• Instruction: Return a copy of every line in the records that includes the word "this".

:: Data

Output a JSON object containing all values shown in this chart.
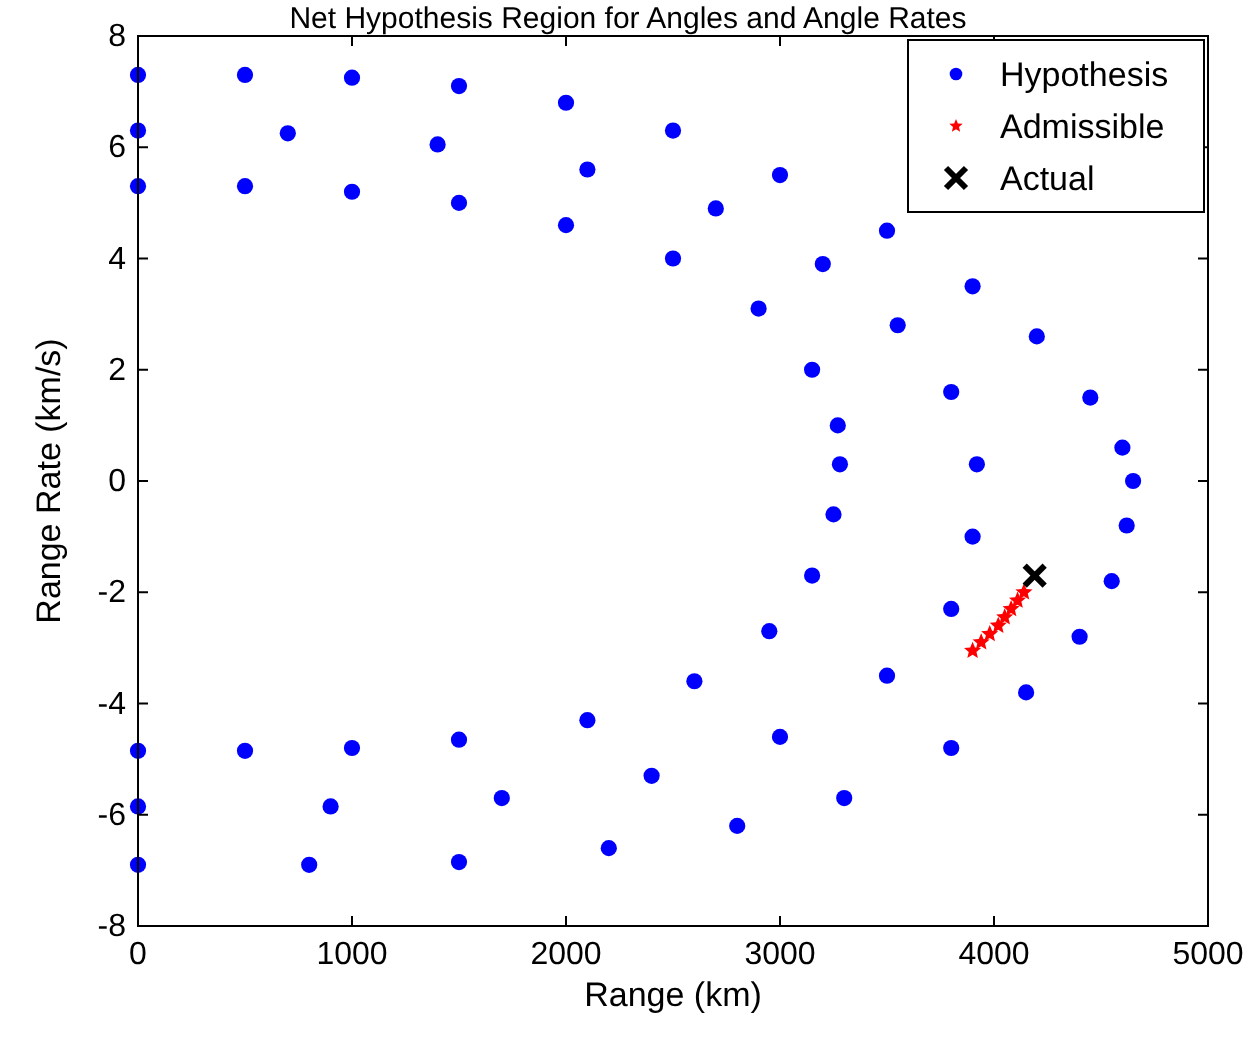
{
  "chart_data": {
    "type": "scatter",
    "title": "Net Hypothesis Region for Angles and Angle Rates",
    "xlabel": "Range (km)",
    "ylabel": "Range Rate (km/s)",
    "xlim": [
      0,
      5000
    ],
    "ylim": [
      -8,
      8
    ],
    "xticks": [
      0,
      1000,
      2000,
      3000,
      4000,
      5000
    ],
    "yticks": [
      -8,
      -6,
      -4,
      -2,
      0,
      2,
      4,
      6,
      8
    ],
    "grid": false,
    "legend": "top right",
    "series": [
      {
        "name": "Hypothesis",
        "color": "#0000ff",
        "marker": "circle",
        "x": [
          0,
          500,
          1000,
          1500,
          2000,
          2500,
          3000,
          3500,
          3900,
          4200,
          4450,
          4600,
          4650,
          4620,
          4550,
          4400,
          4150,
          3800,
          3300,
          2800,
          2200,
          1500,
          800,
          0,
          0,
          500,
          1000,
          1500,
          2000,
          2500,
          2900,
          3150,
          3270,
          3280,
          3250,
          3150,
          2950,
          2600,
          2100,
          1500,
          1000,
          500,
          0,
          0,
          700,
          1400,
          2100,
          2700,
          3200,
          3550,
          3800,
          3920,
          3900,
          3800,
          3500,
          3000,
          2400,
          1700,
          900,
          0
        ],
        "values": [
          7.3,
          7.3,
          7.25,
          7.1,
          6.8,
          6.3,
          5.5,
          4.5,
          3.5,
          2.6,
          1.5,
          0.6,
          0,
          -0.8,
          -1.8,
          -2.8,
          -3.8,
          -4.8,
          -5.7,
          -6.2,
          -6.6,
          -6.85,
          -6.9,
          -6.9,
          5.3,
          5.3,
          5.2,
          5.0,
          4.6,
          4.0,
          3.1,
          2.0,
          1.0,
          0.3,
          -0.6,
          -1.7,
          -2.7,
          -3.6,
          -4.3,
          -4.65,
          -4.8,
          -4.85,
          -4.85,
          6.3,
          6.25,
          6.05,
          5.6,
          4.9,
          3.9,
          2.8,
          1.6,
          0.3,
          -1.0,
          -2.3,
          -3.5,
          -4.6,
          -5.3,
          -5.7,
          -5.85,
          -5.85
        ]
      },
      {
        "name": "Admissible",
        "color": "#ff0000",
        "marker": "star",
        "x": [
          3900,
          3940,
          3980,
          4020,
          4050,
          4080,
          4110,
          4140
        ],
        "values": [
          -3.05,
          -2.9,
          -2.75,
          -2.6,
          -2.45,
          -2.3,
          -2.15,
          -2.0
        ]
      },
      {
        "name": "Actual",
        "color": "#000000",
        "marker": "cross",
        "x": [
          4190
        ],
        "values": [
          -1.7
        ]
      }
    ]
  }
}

::::
:: Data

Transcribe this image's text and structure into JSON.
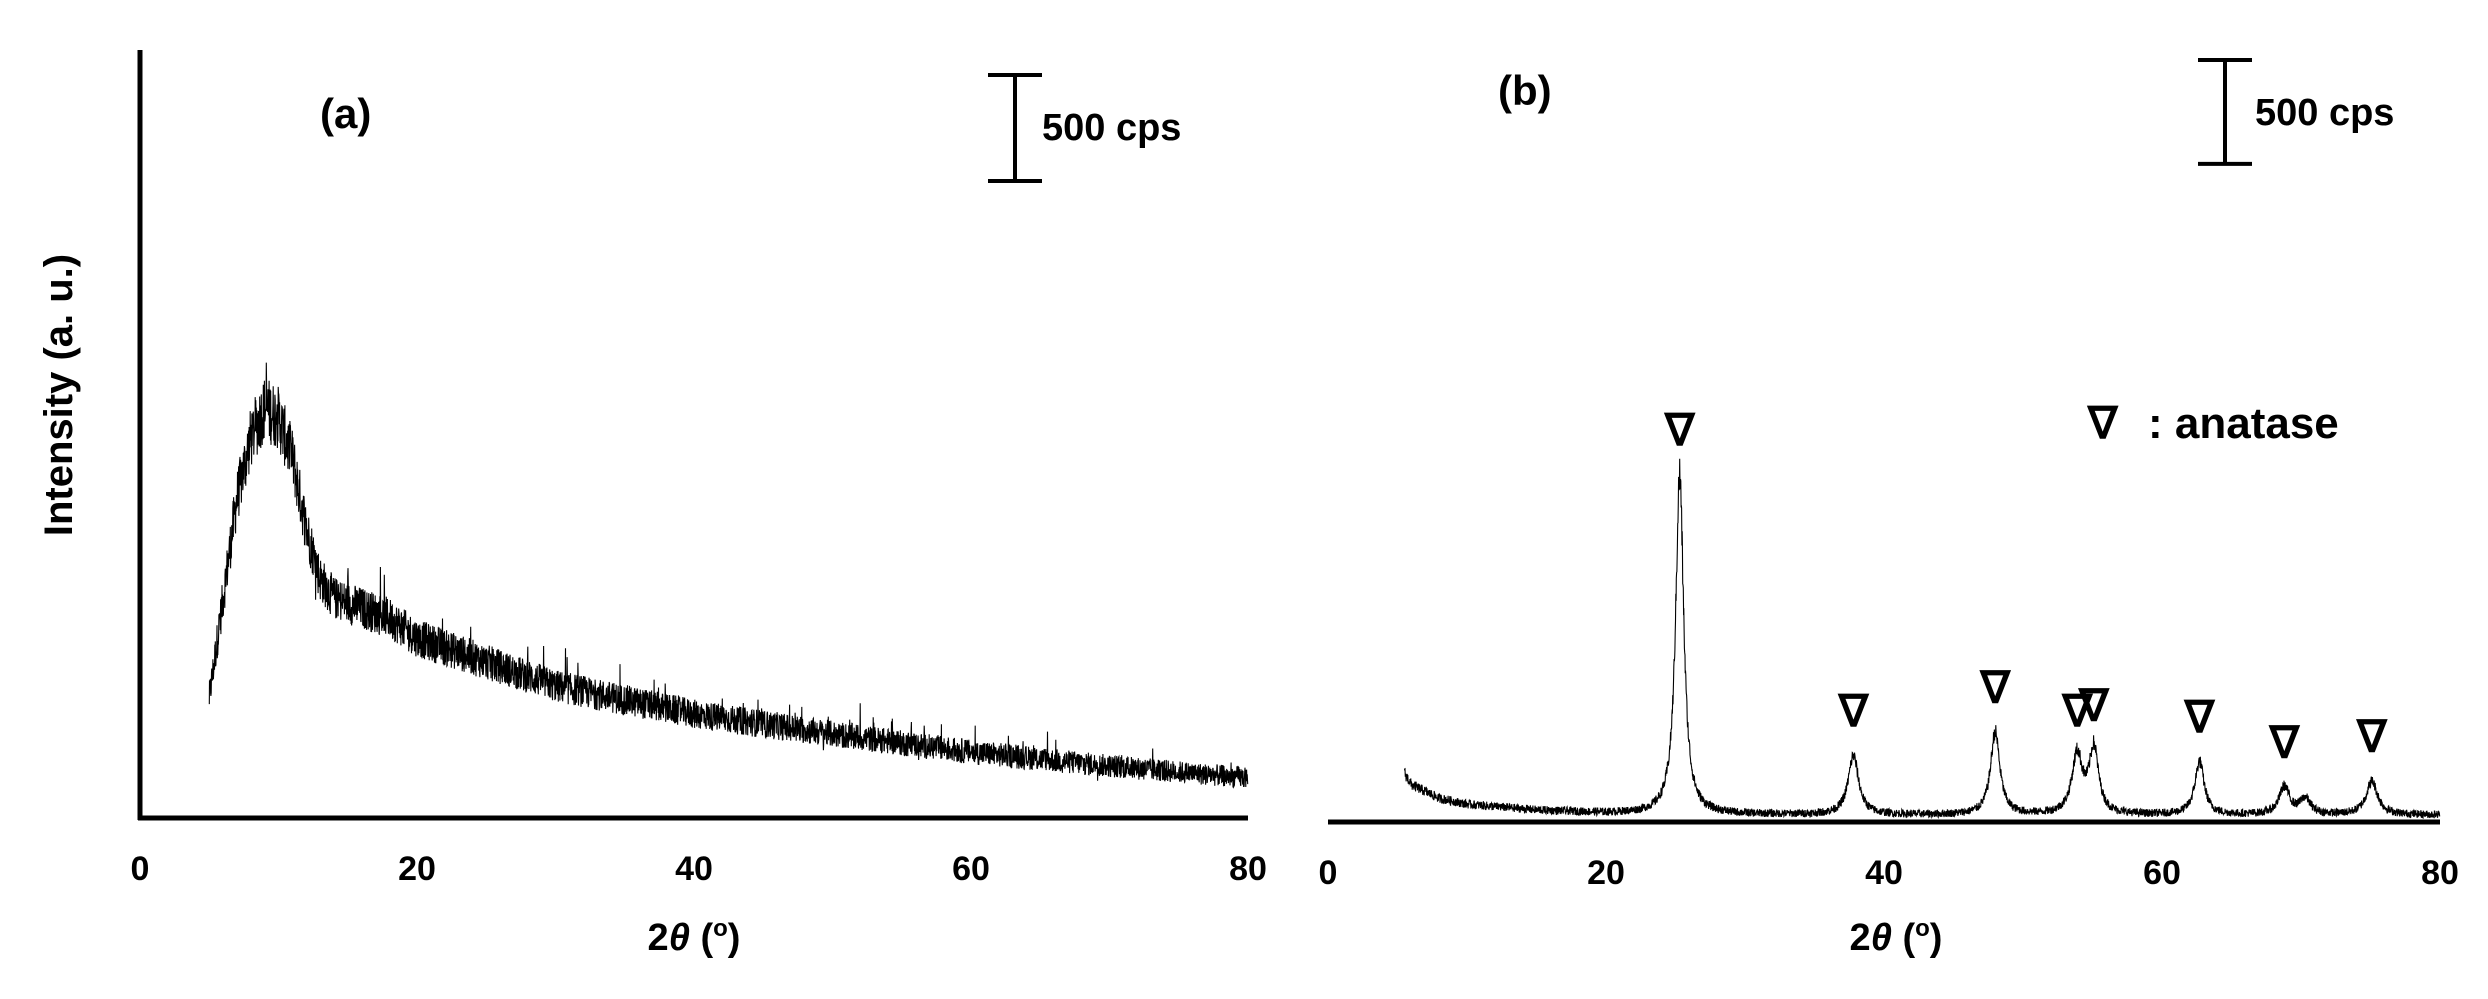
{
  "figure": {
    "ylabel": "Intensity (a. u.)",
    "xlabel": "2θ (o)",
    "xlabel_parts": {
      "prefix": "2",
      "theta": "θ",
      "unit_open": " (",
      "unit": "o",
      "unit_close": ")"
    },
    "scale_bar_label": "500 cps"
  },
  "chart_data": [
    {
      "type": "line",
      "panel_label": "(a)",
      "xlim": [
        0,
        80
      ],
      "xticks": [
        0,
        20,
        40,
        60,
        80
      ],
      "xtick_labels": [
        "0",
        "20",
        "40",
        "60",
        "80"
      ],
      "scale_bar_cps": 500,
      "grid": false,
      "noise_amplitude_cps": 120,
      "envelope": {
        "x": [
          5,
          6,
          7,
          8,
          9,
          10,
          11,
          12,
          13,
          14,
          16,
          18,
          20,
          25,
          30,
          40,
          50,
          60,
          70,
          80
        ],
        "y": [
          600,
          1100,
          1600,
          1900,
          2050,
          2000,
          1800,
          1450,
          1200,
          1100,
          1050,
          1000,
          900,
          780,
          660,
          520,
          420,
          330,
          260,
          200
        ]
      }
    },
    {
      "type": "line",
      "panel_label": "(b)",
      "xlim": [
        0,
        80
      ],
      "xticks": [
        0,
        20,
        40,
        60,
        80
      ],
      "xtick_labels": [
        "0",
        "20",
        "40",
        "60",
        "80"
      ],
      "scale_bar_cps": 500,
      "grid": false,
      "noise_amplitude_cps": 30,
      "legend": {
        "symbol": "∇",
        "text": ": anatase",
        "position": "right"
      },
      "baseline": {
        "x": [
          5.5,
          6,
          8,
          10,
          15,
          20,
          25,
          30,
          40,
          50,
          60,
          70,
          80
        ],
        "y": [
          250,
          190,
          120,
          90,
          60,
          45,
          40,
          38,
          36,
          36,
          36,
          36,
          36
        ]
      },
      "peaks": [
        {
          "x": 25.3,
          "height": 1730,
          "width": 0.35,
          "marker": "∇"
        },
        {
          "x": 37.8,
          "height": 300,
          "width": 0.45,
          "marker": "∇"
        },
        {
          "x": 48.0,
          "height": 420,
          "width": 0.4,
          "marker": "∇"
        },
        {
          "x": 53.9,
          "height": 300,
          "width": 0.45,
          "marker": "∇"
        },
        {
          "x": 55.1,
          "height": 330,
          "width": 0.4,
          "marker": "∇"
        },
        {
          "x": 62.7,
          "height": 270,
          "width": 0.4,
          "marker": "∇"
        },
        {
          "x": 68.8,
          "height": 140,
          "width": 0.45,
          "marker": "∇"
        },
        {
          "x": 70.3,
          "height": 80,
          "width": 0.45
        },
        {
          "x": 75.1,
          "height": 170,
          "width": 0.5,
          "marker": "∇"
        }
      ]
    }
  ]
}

::::
:: Data

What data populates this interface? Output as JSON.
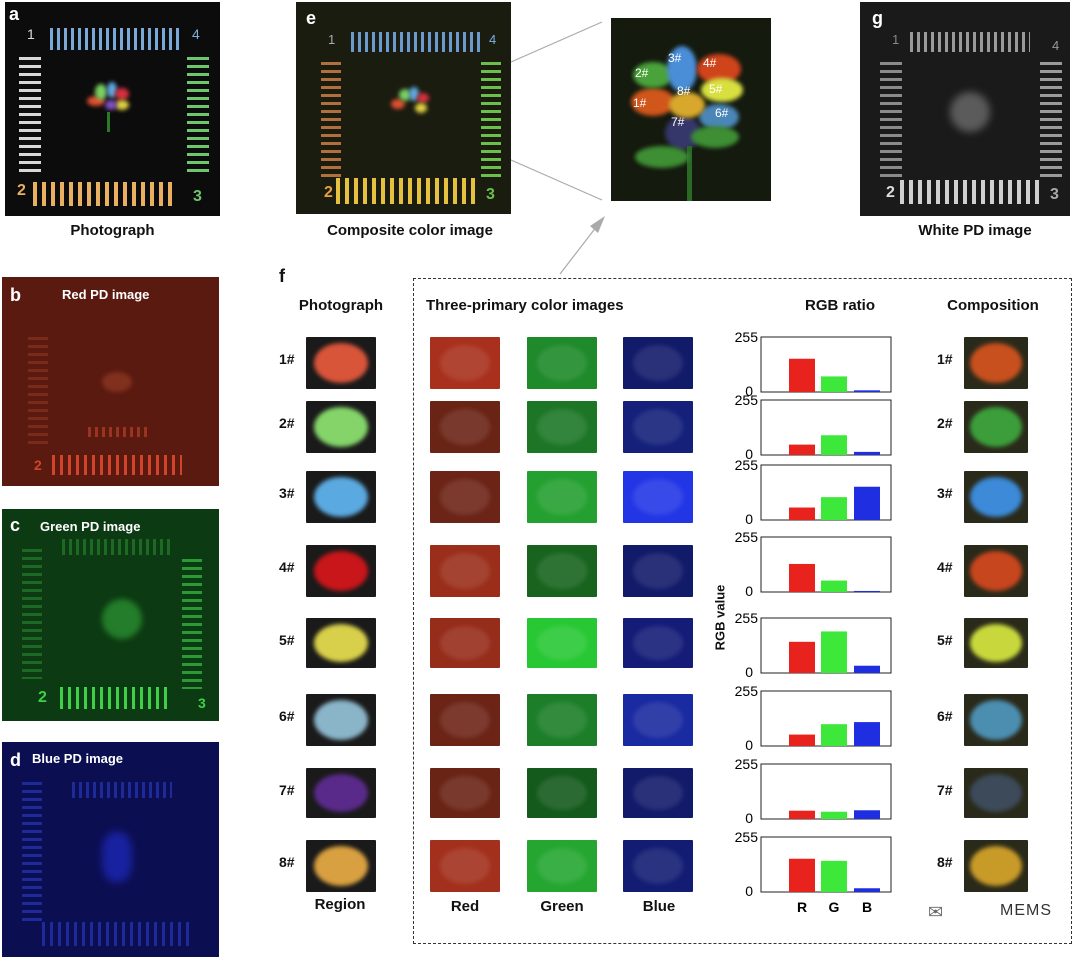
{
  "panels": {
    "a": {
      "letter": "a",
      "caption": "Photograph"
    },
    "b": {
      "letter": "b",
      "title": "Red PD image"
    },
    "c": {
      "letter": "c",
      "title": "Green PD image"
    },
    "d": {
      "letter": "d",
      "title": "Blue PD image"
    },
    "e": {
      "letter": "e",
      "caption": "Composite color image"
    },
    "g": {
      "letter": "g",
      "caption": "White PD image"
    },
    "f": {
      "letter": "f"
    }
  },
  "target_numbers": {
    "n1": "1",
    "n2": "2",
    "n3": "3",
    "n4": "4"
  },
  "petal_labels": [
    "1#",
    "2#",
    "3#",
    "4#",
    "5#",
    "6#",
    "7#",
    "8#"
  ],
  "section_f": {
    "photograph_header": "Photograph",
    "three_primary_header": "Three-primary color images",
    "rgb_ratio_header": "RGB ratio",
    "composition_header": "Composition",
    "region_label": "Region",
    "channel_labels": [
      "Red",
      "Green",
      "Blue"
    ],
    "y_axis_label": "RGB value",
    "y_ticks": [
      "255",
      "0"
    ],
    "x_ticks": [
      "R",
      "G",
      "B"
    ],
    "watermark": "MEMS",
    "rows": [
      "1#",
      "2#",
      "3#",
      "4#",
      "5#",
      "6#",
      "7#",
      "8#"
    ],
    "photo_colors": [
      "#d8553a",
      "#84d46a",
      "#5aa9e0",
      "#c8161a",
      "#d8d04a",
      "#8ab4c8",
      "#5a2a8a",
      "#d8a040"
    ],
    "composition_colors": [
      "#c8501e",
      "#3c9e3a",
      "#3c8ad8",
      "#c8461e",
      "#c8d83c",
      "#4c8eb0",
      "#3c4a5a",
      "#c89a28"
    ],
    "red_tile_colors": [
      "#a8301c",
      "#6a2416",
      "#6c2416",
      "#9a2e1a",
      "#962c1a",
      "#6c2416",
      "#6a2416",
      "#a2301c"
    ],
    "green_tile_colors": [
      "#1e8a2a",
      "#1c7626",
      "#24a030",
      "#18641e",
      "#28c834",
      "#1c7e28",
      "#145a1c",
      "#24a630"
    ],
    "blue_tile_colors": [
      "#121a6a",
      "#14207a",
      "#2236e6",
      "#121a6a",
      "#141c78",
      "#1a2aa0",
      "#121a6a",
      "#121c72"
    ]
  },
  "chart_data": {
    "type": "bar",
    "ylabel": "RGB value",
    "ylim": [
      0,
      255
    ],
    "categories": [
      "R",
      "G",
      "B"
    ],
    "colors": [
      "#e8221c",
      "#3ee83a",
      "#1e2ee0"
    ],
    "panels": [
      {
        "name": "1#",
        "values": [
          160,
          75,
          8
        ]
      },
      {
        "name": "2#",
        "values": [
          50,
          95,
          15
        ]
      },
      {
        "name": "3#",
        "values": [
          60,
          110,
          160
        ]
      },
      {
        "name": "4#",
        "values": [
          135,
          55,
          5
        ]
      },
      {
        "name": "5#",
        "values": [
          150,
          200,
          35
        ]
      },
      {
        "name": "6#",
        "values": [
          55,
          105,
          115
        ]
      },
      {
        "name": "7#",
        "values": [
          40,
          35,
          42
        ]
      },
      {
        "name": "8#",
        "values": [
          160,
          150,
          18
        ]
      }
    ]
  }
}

::::

• Completed task:
Output a JSON object containing all values shown in this chart.
Transcribe this image's text and structure into JSON.
What data populates this interface? Output as JSON.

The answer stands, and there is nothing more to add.